Dataset excerpts:

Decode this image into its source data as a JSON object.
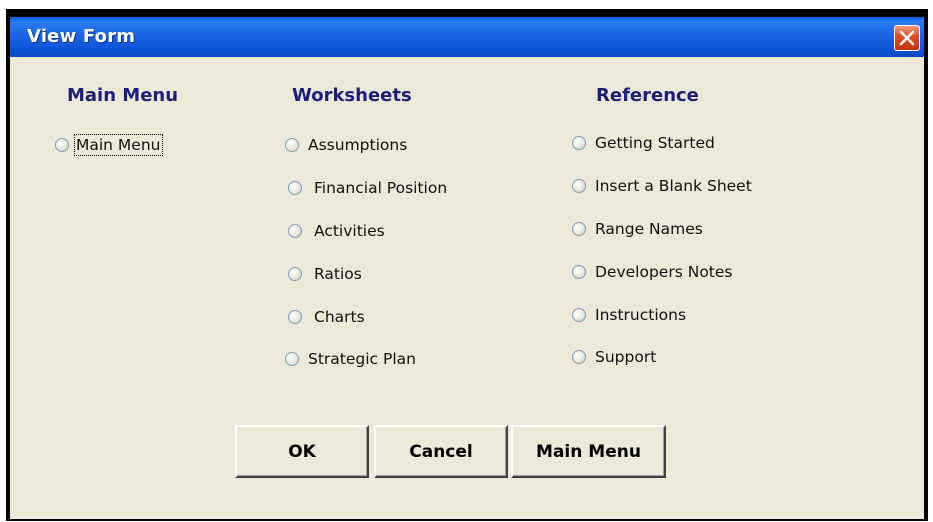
{
  "window": {
    "title": "View Form",
    "close_icon": "close-icon"
  },
  "sections": {
    "main_menu": {
      "heading": "Main Menu",
      "options": [
        "Main Menu"
      ]
    },
    "worksheets": {
      "heading": "Worksheets",
      "options": [
        "Assumptions",
        "Financial Position",
        "Activities",
        "Ratios",
        "Charts",
        "Strategic Plan"
      ]
    },
    "reference": {
      "heading": "Reference",
      "options": [
        "Getting Started",
        "Insert a Blank Sheet",
        "Range Names",
        "Developers Notes",
        "Instructions",
        "Support"
      ]
    }
  },
  "buttons": {
    "ok": "OK",
    "cancel": "Cancel",
    "main_menu": "Main Menu"
  },
  "colors": {
    "title_bar": "#1d66e6",
    "client": "#ece9d8",
    "heading": "#1b1f7a",
    "close": "#dd4a1f"
  }
}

What to produce:
Transcribe each entry precisely as given, leaving the pictures out.

Correct output:
Decode this image into its source data as a JSON object.
{
  "window": {
    "title": "View Form",
    "close_icon": "close-icon"
  },
  "sections": {
    "main_menu": {
      "heading": "Main Menu",
      "options": [
        "Main Menu"
      ]
    },
    "worksheets": {
      "heading": "Worksheets",
      "options": [
        "Assumptions",
        "Financial Position",
        "Activities",
        "Ratios",
        "Charts",
        "Strategic Plan"
      ]
    },
    "reference": {
      "heading": "Reference",
      "options": [
        "Getting Started",
        "Insert a Blank Sheet",
        "Range Names",
        "Developers Notes",
        "Instructions",
        "Support"
      ]
    }
  },
  "buttons": {
    "ok": "OK",
    "cancel": "Cancel",
    "main_menu": "Main Menu"
  },
  "colors": {
    "title_bar": "#1d66e6",
    "client": "#ece9d8",
    "heading": "#1b1f7a",
    "close": "#dd4a1f"
  }
}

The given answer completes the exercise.